JOB:
Report only the number of lines in the records that contain the word "وهذا".
[begin PROVIDED RECORDS]
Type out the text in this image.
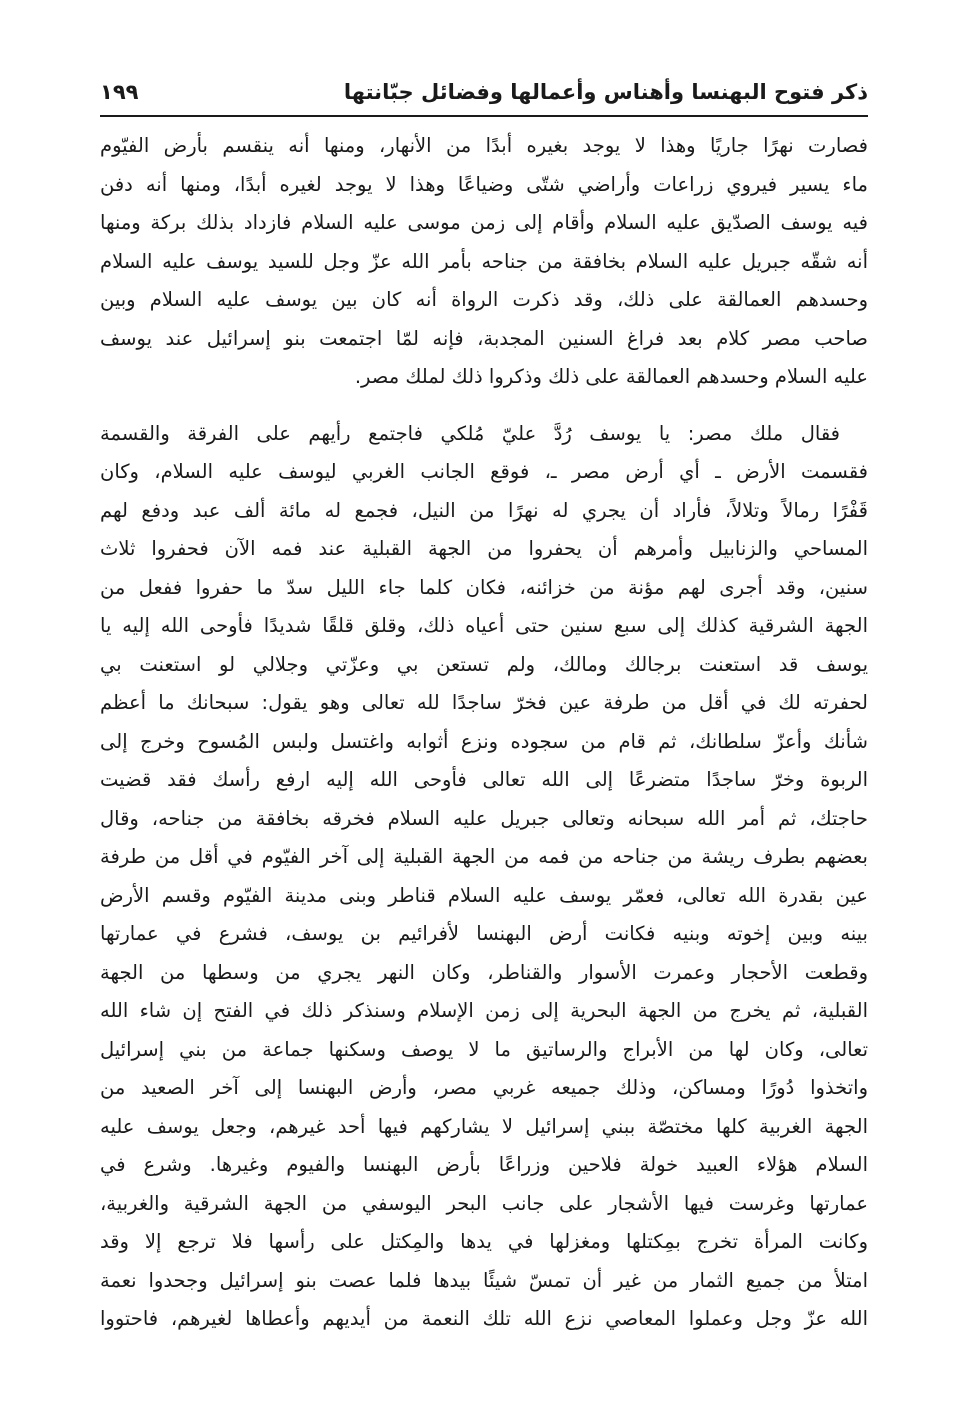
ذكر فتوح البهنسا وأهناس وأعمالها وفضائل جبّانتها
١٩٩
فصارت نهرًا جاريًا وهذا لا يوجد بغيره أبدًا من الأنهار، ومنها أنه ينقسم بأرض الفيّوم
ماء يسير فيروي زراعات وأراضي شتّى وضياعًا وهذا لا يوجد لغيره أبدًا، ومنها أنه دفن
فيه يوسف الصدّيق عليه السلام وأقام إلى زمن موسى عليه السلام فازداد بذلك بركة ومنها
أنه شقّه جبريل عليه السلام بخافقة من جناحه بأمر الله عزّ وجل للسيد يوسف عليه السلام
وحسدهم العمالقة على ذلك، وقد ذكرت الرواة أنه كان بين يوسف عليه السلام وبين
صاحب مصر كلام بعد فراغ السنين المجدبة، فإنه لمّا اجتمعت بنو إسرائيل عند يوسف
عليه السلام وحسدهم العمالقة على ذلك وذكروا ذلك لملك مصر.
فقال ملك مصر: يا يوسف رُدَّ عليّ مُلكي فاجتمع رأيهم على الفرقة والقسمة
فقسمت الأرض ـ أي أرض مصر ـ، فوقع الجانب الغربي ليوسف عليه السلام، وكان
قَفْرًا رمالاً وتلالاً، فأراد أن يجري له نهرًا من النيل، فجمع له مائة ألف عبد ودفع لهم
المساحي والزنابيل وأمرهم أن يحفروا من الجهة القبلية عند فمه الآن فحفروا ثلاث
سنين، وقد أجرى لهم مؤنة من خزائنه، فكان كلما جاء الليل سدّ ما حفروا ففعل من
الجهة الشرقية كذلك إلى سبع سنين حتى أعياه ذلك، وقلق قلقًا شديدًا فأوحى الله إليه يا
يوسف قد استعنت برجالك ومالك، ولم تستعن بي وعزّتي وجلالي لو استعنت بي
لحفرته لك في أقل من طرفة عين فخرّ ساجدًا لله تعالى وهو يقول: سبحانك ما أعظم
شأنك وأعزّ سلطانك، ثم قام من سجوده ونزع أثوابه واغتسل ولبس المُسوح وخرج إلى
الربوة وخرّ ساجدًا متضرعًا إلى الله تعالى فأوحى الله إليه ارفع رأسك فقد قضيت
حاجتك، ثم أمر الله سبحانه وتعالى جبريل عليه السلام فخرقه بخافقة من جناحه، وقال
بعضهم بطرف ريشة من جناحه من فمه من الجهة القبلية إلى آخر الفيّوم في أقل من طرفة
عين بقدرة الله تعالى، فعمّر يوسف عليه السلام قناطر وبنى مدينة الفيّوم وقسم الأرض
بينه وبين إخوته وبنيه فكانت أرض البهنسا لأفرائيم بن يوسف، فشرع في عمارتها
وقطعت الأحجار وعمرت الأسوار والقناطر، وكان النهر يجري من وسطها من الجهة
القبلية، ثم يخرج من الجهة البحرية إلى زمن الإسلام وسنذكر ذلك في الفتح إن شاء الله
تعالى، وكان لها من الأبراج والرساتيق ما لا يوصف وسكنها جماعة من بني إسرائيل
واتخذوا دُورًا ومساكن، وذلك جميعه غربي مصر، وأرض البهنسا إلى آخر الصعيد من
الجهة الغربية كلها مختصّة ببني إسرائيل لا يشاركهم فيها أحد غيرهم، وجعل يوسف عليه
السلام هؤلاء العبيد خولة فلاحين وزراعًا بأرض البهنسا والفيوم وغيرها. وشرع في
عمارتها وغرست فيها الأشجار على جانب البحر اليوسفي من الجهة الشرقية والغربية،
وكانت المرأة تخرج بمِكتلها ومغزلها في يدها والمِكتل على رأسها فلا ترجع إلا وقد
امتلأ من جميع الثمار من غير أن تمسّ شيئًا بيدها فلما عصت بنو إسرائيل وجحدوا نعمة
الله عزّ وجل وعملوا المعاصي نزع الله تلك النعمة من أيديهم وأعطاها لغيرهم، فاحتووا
[end PROVIDED RECORDS]
OUTPUT OF THE EXERCISE:
2